* Problem statement: From the records below, give the number of lines that contain the string "JSON", without any other text.

[Collected data entries]
================

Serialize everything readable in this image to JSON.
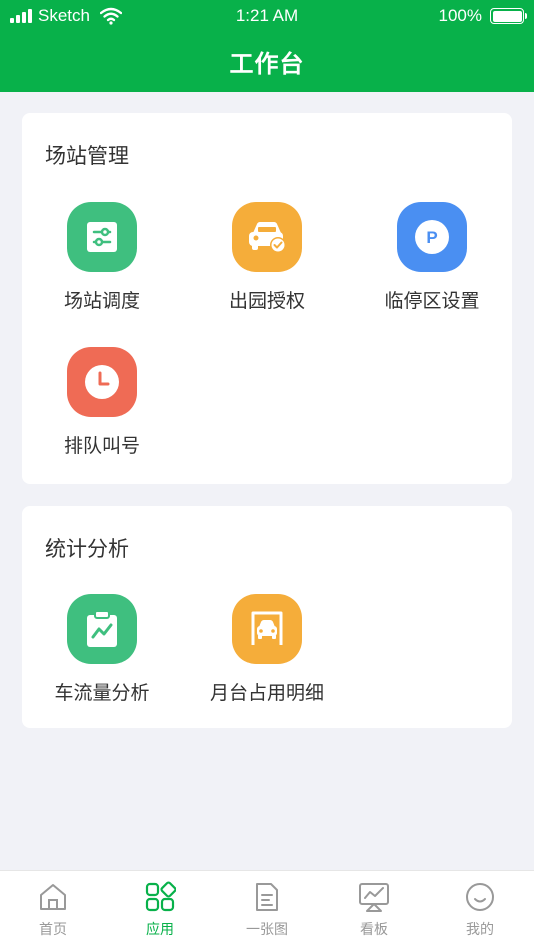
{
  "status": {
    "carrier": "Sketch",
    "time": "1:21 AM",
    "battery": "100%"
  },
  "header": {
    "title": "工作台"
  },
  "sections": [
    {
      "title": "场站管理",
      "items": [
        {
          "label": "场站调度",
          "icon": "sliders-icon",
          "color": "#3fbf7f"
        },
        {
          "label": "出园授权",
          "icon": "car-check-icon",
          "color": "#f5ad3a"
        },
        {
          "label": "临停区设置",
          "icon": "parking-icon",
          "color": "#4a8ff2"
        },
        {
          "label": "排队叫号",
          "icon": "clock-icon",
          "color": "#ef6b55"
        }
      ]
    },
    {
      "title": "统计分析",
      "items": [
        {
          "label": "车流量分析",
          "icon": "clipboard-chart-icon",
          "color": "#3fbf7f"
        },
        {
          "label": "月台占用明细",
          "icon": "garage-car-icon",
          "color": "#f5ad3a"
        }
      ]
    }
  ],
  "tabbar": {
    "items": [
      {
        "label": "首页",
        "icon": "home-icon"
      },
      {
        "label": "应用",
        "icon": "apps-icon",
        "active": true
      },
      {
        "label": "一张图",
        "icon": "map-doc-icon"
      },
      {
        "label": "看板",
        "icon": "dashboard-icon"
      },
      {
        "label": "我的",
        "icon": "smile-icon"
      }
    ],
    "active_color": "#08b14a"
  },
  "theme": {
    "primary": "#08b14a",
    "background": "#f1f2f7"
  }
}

================

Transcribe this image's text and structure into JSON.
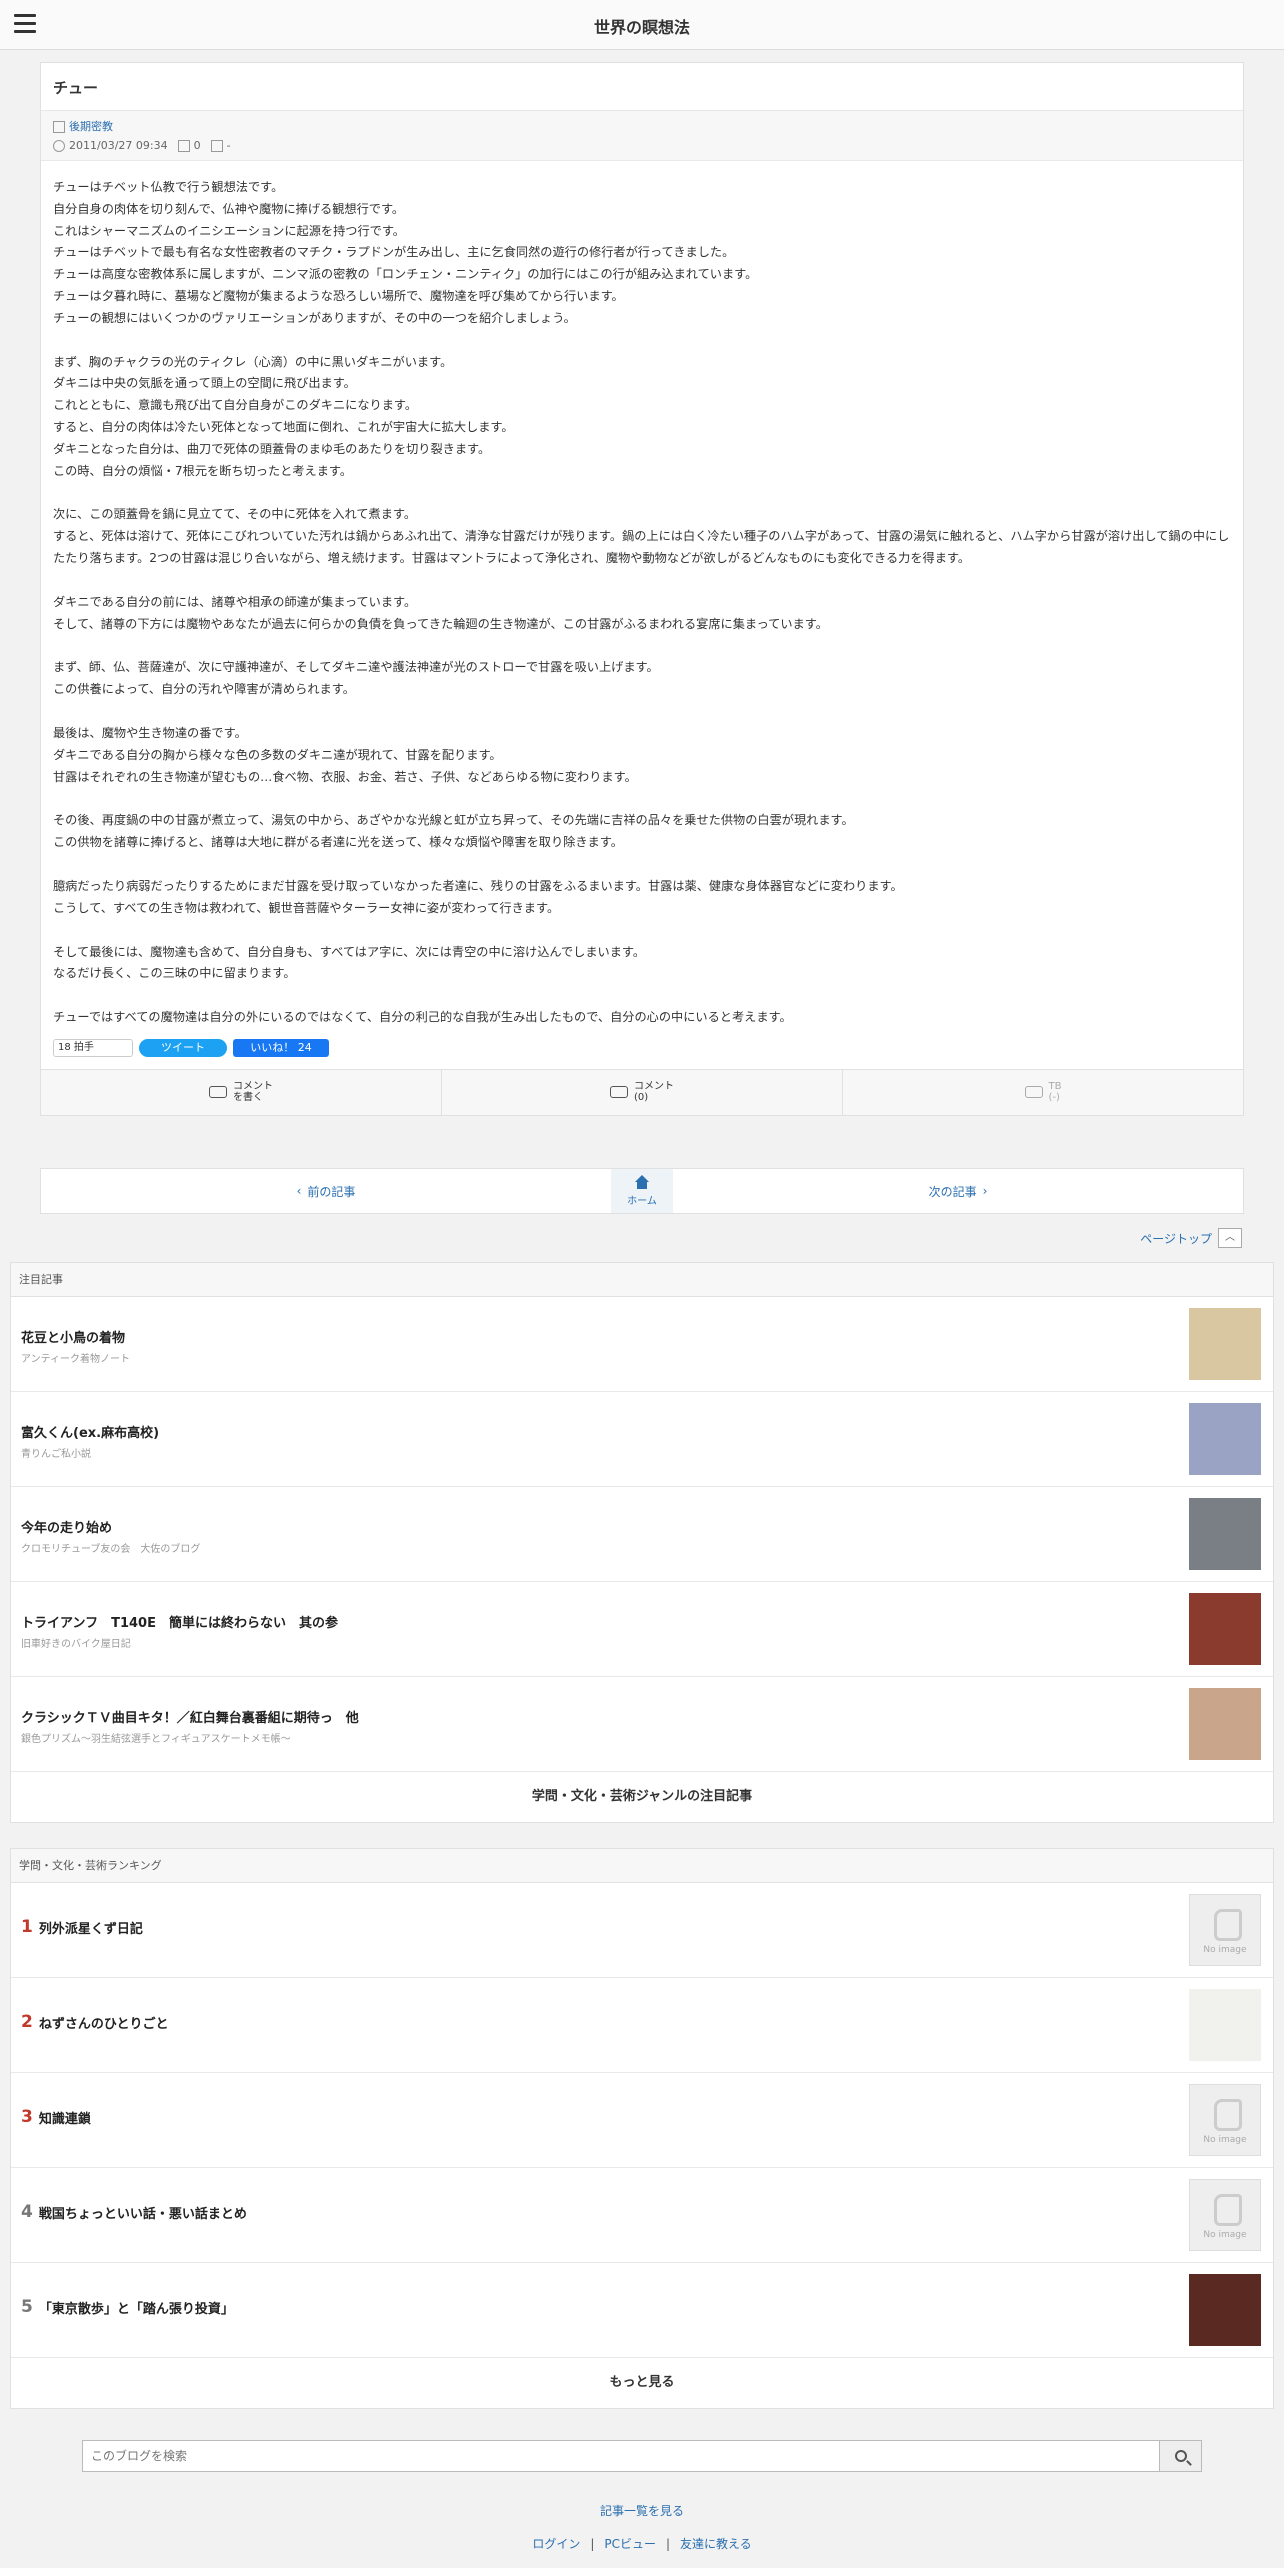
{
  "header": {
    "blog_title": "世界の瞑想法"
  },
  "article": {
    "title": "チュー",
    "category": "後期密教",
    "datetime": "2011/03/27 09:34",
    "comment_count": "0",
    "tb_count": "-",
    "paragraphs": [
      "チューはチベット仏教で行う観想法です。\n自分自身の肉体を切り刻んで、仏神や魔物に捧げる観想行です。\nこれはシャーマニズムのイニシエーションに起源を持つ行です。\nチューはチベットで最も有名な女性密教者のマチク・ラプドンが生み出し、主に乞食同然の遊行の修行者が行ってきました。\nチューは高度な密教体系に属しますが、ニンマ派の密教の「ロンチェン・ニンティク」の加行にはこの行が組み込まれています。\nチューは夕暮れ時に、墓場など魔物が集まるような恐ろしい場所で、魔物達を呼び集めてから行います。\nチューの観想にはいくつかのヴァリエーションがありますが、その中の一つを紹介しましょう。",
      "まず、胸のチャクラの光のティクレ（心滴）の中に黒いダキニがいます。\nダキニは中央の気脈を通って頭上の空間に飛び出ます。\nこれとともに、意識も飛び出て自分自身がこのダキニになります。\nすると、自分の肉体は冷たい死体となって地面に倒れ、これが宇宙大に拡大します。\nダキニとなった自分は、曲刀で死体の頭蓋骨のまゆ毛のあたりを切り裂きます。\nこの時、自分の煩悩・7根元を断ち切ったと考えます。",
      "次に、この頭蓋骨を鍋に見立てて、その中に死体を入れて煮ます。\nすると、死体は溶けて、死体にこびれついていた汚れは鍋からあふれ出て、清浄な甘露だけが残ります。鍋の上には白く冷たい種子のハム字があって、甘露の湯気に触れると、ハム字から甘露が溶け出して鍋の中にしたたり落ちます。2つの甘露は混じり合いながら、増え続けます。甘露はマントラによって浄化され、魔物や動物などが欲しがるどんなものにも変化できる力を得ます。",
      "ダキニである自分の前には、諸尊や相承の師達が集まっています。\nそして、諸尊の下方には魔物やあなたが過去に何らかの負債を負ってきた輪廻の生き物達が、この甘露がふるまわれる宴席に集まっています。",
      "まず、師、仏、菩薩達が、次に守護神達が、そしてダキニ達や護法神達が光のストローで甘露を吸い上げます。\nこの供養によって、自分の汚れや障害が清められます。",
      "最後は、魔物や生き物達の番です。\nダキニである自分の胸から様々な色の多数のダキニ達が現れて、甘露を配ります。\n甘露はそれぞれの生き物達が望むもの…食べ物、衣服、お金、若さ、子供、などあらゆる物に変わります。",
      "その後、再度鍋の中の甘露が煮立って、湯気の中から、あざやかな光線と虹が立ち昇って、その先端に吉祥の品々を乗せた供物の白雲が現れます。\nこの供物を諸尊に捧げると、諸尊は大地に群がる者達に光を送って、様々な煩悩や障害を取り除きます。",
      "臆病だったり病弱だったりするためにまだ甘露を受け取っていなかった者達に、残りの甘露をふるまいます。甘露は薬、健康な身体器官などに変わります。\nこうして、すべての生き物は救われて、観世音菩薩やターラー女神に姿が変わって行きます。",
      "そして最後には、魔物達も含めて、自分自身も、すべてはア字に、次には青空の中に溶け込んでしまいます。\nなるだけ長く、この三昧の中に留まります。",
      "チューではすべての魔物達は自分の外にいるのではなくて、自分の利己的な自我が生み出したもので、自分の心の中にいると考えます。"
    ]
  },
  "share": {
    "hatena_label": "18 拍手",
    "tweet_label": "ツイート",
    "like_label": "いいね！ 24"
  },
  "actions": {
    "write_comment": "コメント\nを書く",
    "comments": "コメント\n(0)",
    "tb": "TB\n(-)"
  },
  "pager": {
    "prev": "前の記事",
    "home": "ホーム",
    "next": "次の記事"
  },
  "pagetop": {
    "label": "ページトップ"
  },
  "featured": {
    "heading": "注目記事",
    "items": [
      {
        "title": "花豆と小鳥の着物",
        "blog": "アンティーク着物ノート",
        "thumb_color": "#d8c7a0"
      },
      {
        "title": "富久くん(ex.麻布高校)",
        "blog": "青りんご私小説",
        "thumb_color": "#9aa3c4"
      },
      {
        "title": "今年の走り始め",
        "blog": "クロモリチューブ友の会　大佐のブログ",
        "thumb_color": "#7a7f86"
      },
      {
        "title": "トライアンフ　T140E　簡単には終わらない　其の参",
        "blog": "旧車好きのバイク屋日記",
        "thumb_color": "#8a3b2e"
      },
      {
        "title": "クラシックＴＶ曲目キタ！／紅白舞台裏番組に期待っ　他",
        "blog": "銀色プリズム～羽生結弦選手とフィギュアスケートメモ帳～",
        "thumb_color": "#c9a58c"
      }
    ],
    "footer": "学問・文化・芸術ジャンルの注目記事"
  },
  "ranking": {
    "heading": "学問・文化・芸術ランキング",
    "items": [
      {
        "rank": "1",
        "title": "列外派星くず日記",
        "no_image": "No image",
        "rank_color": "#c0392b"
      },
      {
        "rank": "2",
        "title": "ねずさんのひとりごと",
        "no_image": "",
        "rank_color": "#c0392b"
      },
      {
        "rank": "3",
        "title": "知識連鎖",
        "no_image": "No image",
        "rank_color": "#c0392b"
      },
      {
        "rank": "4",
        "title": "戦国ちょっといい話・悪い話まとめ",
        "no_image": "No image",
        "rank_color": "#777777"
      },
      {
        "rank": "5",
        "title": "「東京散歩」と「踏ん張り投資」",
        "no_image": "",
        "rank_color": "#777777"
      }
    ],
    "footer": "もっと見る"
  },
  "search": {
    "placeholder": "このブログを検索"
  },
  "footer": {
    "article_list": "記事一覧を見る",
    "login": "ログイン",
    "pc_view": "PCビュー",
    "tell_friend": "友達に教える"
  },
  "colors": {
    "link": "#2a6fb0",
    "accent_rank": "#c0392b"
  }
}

================

* Exercise output: 2